Written instruction:
Say how many lines in the records include the string "these", adding no other words.

Data entries:
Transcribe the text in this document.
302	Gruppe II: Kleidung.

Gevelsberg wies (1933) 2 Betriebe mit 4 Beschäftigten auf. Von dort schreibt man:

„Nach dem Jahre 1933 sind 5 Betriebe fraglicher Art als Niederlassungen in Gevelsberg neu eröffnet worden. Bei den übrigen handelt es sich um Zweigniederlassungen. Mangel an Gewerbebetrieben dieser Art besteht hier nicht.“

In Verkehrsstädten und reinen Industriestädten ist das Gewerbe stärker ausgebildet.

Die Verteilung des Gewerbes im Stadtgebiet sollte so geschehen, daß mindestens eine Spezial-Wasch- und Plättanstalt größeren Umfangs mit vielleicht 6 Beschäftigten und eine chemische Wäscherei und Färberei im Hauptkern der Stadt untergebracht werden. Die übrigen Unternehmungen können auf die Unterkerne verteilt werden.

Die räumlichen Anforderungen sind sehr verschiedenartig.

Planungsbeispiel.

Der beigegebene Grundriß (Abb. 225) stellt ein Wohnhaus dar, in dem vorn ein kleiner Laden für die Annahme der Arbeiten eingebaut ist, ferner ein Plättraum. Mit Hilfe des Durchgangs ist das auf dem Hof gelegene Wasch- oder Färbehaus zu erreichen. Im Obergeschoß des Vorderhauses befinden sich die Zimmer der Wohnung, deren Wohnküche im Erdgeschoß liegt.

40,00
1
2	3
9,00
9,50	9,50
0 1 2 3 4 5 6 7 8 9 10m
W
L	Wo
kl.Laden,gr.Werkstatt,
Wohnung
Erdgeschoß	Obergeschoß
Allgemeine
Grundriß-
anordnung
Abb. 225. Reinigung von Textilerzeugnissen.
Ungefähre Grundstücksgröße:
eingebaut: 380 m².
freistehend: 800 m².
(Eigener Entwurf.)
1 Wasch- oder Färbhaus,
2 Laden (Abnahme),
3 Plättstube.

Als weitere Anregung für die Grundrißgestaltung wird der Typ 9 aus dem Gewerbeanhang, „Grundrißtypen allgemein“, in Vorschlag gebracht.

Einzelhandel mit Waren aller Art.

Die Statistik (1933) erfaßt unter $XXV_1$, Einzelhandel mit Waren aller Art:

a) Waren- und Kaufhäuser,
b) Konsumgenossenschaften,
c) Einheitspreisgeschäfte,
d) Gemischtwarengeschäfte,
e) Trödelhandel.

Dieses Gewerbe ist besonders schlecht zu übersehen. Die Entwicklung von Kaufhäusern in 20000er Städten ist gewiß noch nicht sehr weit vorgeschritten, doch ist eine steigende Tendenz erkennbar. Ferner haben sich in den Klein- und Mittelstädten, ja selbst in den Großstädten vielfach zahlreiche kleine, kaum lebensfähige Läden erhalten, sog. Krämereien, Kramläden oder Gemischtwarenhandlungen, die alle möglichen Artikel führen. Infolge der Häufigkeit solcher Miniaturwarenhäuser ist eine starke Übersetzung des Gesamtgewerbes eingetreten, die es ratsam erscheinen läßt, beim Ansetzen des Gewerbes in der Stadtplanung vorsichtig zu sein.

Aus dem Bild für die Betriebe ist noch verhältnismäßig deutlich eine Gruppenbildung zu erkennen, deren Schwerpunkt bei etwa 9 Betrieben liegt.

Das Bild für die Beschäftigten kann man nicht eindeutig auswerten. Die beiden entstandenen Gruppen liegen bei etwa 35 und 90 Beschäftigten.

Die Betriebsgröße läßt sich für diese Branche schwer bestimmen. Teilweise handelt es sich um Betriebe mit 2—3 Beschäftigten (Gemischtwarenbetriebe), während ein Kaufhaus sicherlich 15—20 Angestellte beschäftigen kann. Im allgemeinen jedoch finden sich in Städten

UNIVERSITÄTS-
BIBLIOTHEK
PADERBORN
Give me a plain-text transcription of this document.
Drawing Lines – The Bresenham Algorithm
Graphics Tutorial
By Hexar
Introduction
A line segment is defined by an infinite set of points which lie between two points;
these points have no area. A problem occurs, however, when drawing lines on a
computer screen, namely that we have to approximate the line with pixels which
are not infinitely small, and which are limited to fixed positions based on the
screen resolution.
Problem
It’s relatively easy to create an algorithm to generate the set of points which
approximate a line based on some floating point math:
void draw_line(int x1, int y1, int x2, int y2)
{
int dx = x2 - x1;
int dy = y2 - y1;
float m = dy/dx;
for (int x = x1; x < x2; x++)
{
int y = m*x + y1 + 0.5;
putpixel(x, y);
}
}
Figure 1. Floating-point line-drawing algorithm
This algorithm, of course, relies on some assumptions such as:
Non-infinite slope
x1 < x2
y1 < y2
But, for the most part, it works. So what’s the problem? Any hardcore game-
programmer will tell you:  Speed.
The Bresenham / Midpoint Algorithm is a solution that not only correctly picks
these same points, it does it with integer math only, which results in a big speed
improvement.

Exercise response:
2